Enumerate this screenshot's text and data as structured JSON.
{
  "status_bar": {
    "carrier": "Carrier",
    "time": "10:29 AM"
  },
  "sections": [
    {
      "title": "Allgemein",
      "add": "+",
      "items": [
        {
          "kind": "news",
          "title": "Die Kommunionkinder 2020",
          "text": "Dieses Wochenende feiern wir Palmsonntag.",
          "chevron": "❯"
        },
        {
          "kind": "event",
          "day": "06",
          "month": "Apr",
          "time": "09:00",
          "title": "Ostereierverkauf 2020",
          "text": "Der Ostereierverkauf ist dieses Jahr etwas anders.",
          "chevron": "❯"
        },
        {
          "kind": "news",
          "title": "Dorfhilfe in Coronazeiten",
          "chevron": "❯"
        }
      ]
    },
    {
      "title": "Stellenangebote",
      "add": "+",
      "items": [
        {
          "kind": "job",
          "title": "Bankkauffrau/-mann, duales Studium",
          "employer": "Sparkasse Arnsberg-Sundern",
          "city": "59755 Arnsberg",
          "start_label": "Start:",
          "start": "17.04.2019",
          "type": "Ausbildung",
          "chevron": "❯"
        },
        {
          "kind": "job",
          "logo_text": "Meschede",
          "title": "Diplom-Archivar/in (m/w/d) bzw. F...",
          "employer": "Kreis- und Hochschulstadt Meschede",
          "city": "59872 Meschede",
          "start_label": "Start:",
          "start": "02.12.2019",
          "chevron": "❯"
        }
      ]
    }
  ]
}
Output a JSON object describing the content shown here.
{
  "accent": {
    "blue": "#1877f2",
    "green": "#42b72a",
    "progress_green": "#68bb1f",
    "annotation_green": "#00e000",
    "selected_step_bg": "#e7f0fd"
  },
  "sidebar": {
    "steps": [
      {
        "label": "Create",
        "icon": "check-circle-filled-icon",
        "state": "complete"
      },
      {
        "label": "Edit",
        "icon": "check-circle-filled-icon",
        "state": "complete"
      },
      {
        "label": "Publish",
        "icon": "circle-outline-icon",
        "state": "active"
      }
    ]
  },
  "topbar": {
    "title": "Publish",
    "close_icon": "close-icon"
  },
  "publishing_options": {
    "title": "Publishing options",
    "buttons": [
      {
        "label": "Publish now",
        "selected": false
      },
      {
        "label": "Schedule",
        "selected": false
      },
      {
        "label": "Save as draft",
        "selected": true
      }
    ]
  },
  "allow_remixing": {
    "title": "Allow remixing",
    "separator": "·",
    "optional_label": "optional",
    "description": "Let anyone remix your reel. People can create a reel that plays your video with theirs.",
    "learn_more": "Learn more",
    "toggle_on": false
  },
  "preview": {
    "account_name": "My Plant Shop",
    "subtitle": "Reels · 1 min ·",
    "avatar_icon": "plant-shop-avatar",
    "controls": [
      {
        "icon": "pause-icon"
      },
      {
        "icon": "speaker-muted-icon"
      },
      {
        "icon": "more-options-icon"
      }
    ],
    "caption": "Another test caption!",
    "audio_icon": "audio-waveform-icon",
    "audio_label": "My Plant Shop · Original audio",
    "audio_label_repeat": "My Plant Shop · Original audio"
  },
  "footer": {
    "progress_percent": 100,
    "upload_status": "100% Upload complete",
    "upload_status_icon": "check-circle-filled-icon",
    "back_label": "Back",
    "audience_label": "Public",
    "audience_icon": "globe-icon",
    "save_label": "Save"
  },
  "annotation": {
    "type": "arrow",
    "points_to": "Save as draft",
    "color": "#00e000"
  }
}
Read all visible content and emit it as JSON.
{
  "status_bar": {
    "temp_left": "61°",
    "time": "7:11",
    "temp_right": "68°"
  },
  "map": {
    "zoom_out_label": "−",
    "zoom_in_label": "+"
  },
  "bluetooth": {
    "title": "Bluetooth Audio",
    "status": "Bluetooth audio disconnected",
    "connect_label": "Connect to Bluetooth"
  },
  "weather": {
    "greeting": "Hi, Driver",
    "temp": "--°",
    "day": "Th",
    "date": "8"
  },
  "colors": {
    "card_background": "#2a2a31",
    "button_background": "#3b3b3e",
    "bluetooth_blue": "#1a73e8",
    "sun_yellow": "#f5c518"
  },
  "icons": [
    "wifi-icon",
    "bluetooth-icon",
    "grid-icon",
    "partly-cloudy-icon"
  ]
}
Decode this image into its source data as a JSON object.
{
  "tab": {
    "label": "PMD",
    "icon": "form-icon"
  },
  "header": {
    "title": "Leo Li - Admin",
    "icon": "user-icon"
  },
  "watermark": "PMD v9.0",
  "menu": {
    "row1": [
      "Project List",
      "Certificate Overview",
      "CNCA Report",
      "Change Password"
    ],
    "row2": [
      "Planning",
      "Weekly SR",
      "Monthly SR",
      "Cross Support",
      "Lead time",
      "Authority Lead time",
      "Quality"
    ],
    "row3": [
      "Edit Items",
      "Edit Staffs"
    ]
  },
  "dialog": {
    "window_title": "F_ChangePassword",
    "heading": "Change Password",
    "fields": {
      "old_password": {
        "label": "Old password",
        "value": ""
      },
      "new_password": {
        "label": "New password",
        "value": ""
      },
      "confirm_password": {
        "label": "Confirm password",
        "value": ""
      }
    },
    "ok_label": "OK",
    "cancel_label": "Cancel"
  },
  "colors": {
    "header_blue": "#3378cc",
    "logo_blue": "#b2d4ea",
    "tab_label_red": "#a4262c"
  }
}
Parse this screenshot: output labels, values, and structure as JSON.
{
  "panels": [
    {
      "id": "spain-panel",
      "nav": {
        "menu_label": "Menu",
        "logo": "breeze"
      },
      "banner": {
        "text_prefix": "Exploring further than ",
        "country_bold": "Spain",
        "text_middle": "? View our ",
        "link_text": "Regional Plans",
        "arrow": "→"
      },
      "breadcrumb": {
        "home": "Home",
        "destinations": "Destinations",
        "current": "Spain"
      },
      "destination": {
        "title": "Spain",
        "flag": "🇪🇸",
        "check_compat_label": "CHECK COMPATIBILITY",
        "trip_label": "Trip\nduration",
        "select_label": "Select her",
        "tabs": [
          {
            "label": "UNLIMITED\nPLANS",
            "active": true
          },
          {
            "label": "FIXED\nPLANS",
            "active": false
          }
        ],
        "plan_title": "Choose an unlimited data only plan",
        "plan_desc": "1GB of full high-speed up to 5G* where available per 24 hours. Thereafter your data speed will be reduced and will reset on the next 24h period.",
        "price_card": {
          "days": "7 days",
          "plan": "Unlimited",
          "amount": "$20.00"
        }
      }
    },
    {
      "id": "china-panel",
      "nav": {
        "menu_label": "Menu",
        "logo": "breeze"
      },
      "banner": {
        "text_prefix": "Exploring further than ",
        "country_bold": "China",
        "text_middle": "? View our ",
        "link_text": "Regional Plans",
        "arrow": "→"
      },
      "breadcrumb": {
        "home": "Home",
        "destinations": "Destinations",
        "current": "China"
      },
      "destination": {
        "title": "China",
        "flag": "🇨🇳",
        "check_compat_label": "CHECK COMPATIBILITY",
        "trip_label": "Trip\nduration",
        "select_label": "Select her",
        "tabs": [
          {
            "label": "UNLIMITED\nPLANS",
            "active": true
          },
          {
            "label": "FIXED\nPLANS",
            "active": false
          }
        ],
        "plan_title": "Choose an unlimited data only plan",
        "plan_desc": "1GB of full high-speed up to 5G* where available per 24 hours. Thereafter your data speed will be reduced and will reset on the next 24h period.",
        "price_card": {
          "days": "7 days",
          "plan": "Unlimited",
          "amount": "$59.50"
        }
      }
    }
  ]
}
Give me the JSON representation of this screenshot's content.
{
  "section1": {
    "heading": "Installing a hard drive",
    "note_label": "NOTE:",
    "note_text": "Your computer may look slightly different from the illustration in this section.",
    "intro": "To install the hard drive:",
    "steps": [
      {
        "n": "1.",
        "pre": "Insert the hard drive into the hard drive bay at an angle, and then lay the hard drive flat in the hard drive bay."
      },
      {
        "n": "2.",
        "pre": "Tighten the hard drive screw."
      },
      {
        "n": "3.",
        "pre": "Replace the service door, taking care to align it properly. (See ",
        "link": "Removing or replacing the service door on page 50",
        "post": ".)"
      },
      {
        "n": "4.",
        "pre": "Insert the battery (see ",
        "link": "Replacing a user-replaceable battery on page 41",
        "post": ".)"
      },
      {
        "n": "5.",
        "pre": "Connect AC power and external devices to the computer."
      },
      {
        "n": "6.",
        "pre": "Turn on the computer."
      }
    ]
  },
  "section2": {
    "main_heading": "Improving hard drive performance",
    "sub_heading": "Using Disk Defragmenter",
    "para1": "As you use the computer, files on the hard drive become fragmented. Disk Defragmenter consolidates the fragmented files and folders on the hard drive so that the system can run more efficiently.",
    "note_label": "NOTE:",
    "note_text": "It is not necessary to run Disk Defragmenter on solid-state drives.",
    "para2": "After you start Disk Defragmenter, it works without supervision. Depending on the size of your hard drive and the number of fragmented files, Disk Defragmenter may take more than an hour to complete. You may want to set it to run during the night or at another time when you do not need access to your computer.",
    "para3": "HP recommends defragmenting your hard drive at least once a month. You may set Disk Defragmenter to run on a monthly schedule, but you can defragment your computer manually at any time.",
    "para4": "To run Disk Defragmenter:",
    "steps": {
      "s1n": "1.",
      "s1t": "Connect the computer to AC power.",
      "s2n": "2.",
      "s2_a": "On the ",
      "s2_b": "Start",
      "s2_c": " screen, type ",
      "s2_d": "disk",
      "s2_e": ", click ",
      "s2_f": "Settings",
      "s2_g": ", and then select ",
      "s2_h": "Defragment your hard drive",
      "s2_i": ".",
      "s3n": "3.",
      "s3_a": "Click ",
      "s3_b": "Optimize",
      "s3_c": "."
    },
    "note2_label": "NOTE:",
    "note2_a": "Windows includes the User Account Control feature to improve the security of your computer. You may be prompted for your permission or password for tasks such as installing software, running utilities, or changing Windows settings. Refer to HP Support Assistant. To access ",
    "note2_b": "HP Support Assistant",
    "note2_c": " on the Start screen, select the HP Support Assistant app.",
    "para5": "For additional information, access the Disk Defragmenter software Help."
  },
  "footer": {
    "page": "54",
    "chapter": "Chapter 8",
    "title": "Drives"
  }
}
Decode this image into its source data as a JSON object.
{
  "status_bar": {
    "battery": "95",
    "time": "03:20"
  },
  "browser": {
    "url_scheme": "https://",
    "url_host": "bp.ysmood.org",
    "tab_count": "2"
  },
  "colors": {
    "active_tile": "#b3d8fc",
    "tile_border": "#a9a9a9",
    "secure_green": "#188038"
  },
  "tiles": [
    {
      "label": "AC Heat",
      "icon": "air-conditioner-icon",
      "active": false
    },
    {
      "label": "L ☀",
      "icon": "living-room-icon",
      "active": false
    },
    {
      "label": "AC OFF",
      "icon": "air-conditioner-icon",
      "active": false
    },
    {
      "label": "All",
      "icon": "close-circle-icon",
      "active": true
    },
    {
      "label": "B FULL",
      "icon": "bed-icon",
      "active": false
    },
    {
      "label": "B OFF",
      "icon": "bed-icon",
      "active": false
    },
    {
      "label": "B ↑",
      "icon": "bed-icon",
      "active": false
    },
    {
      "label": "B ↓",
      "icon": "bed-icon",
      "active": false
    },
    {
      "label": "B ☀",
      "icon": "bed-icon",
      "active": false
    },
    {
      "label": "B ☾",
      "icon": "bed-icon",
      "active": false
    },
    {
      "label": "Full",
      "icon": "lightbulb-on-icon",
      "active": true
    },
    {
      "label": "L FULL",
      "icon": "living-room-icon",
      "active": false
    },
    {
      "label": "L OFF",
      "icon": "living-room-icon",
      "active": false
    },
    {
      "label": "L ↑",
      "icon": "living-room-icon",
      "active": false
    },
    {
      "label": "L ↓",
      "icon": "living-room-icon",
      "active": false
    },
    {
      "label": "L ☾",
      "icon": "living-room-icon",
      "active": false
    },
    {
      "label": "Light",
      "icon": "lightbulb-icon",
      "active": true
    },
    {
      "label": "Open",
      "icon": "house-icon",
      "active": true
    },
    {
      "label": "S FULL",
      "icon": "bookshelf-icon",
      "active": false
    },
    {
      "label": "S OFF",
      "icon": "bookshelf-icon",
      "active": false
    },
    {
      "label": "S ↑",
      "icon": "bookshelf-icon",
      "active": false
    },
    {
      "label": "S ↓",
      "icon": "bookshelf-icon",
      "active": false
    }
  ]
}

* [EXERCISE DETAILS]:
Locate the word "that" in the data above. Copy every line carrying it.

* [SOLUTION FOR THIS PROBLEM]:
    "description": "Let anyone remix your reel. People can create a reel that plays your video with theirs.",
    "para1": "As you use the computer, files on the hard drive become fragmented. Disk Defragmenter consolidates the fragmented files and folders on the hard drive so that the system can run more efficiently.",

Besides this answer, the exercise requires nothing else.